**Challenge**
Copy each line of the listing below exactly.

**Supplied information**
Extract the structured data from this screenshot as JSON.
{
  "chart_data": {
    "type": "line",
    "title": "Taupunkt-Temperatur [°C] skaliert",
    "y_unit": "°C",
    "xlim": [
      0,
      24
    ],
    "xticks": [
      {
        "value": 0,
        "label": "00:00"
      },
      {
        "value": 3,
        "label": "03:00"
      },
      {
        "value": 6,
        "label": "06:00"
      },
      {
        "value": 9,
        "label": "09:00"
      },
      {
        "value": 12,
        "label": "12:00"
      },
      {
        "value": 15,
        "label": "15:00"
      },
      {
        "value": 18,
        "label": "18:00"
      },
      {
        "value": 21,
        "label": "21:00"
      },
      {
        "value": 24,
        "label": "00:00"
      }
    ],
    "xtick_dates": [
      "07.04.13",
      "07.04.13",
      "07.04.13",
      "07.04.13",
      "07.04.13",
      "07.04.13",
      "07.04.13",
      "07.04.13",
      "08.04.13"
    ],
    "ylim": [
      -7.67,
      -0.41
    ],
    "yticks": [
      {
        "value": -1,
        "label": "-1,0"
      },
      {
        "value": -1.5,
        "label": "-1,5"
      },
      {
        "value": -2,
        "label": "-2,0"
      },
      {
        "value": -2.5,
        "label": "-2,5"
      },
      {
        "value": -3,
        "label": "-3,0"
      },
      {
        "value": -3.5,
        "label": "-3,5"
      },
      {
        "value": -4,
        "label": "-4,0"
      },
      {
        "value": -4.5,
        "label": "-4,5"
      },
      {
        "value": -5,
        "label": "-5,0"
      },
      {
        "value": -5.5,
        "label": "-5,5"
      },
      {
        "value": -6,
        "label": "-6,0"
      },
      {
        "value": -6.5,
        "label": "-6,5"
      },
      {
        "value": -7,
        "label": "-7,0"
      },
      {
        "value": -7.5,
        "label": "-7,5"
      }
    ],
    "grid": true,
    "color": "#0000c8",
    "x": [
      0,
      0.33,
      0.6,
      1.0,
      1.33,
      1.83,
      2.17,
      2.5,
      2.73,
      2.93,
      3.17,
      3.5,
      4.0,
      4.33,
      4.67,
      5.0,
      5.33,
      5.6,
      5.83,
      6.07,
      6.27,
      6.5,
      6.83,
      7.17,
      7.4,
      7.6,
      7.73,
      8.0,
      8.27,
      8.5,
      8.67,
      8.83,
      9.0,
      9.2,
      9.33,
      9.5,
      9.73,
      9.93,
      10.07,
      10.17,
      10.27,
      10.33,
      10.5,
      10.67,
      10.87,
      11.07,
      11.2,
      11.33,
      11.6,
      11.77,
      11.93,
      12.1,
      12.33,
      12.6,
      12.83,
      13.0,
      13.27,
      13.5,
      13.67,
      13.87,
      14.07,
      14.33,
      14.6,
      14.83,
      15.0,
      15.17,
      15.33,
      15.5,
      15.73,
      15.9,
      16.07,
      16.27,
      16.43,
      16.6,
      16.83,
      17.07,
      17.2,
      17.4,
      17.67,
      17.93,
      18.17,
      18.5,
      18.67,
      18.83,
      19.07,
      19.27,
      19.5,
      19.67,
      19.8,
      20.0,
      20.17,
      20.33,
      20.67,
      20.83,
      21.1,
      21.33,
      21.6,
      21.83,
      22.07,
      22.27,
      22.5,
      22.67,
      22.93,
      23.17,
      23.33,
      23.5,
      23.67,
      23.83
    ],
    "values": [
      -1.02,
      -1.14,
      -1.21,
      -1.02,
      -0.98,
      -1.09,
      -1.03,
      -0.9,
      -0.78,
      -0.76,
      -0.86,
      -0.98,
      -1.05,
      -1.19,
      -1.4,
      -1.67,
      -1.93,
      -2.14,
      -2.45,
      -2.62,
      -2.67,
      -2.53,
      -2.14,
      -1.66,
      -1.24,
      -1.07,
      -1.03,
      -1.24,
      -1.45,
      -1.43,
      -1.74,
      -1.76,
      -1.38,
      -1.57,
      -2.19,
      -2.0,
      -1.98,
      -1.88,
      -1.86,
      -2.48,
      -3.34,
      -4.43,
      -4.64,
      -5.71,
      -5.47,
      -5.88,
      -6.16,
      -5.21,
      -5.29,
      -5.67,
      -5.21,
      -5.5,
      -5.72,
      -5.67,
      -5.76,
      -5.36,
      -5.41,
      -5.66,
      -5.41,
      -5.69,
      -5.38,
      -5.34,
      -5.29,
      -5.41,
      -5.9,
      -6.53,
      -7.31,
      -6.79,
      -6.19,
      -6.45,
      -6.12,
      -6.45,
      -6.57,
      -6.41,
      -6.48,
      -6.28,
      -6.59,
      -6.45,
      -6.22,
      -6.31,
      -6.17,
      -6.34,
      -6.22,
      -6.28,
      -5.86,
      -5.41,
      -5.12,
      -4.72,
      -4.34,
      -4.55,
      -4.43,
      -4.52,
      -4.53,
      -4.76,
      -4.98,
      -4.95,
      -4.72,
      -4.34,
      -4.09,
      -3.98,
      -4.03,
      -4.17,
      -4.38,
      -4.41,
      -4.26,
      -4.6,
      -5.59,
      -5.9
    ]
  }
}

**Response**
Extract the structured data from this screenshot as JSON.
{
  "chart_data": {
    "type": "line",
    "title": "Taupunkt-Temperatur [°C] skaliert",
    "y_unit": "°C",
    "xlim": [
      0,
      24
    ],
    "xticks": [
      {
        "value": 0,
        "label": "00:00"
      },
      {
        "value": 3,
        "label": "03:00"
      },
      {
        "value": 6,
        "label": "06:00"
      },
      {
        "value": 9,
        "label": "09:00"
      },
      {
        "value": 12,
        "label": "12:00"
      },
      {
        "value": 15,
        "label": "15:00"
      },
      {
        "value": 18,
        "label": "18:00"
      },
      {
        "value": 21,
        "label": "21:00"
      },
      {
        "value": 24,
        "label": "00:00"
      }
    ],
    "xtick_dates": [
      "07.04.13",
      "07.04.13",
      "07.04.13",
      "07.04.13",
      "07.04.13",
      "07.04.13",
      "07.04.13",
      "07.04.13",
      "08.04.13"
    ],
    "ylim": [
      -7.67,
      -0.41
    ],
    "yticks": [
      {
        "value": -1,
        "label": "-1,0"
      },
      {
        "value": -1.5,
        "label": "-1,5"
      },
      {
        "value": -2,
        "label": "-2,0"
      },
      {
        "value": -2.5,
        "label": "-2,5"
      },
      {
        "value": -3,
        "label": "-3,0"
      },
      {
        "value": -3.5,
        "label": "-3,5"
      },
      {
        "value": -4,
        "label": "-4,0"
      },
      {
        "value": -4.5,
        "label": "-4,5"
      },
      {
        "value": -5,
        "label": "-5,0"
      },
      {
        "value": -5.5,
        "label": "-5,5"
      },
      {
        "value": -6,
        "label": "-6,0"
      },
      {
        "value": -6.5,
        "label": "-6,5"
      },
      {
        "value": -7,
        "label": "-7,0"
      },
      {
        "value": -7.5,
        "label": "-7,5"
      }
    ],
    "grid": true,
    "color": "#0000c8",
    "x": [
      0,
      0.33,
      0.6,
      1.0,
      1.33,
      1.83,
      2.17,
      2.5,
      2.73,
      2.93,
      3.17,
      3.5,
      4.0,
      4.33,
      4.67,
      5.0,
      5.33,
      5.6,
      5.83,
      6.07,
      6.27,
      6.5,
      6.83,
      7.17,
      7.4,
      7.6,
      7.73,
      8.0,
      8.27,
      8.5,
      8.67,
      8.83,
      9.0,
      9.2,
      9.33,
      9.5,
      9.73,
      9.93,
      10.07,
      10.17,
      10.27,
      10.33,
      10.5,
      10.67,
      10.87,
      11.07,
      11.2,
      11.33,
      11.6,
      11.77,
      11.93,
      12.1,
      12.33,
      12.6,
      12.83,
      13.0,
      13.27,
      13.5,
      13.67,
      13.87,
      14.07,
      14.33,
      14.6,
      14.83,
      15.0,
      15.17,
      15.33,
      15.5,
      15.73,
      15.9,
      16.07,
      16.27,
      16.43,
      16.6,
      16.83,
      17.07,
      17.2,
      17.4,
      17.67,
      17.93,
      18.17,
      18.5,
      18.67,
      18.83,
      19.07,
      19.27,
      19.5,
      19.67,
      19.8,
      20.0,
      20.17,
      20.33,
      20.67,
      20.83,
      21.1,
      21.33,
      21.6,
      21.83,
      22.07,
      22.27,
      22.5,
      22.67,
      22.93,
      23.17,
      23.33,
      23.5,
      23.67,
      23.83
    ],
    "values": [
      -1.02,
      -1.14,
      -1.21,
      -1.02,
      -0.98,
      -1.09,
      -1.03,
      -0.9,
      -0.78,
      -0.76,
      -0.86,
      -0.98,
      -1.05,
      -1.19,
      -1.4,
      -1.67,
      -1.93,
      -2.14,
      -2.45,
      -2.62,
      -2.67,
      -2.53,
      -2.14,
      -1.66,
      -1.24,
      -1.07,
      -1.03,
      -1.24,
      -1.45,
      -1.43,
      -1.74,
      -1.76,
      -1.38,
      -1.57,
      -2.19,
      -2.0,
      -1.98,
      -1.88,
      -1.86,
      -2.48,
      -3.34,
      -4.43,
      -4.64,
      -5.71,
      -5.47,
      -5.88,
      -6.16,
      -5.21,
      -5.29,
      -5.67,
      -5.21,
      -5.5,
      -5.72,
      -5.67,
      -5.76,
      -5.36,
      -5.41,
      -5.66,
      -5.41,
      -5.69,
      -5.38,
      -5.34,
      -5.29,
      -5.41,
      -5.9,
      -6.53,
      -7.31,
      -6.79,
      -6.19,
      -6.45,
      -6.12,
      -6.45,
      -6.57,
      -6.41,
      -6.48,
      -6.28,
      -6.59,
      -6.45,
      -6.22,
      -6.31,
      -6.17,
      -6.34,
      -6.22,
      -6.28,
      -5.86,
      -5.41,
      -5.12,
      -4.72,
      -4.34,
      -4.55,
      -4.43,
      -4.52,
      -4.53,
      -4.76,
      -4.98,
      -4.95,
      -4.72,
      -4.34,
      -4.09,
      -3.98,
      -4.03,
      -4.17,
      -4.38,
      -4.41,
      -4.26,
      -4.6,
      -5.59,
      -5.9
    ]
  }
}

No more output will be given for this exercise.